§ **PROBLEM DETAILS**: Pick out the lines in the listing below that contain the word "Normalized" and copy them.

§ **DATA PROVIDED**:

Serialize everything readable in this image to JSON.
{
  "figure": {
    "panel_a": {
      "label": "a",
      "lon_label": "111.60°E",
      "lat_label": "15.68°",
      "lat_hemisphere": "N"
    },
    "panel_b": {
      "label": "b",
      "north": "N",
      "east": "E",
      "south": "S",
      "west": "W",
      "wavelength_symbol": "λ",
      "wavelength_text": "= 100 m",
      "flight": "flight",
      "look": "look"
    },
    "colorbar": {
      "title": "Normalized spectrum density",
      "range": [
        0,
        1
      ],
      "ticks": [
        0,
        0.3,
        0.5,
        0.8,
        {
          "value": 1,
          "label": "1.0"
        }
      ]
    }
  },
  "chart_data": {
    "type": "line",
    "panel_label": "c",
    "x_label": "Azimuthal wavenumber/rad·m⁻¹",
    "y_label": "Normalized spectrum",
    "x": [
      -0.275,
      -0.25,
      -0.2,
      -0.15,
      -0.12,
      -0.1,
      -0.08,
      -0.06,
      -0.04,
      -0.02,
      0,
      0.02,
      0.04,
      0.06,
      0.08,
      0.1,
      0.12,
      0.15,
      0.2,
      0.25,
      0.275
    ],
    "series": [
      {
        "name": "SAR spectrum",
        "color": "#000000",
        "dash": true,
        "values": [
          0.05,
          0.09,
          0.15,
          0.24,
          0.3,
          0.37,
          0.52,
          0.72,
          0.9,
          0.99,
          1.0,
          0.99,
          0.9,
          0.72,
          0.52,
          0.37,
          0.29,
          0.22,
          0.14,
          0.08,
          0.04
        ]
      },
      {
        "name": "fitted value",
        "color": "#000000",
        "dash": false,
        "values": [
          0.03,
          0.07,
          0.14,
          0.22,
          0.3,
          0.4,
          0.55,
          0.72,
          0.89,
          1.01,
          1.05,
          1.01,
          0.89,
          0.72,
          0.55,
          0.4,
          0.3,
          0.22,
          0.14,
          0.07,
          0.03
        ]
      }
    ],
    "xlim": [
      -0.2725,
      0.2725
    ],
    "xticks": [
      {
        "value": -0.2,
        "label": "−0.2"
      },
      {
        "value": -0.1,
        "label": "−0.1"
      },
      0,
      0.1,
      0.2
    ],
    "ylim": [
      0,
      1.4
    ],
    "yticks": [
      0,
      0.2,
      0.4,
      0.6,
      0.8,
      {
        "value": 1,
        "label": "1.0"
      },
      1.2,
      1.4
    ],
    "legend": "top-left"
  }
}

§ **EXERCISE RESULT**:
      "title": "Normalized spectrum density",
    "y_label": "Normalized spectrum",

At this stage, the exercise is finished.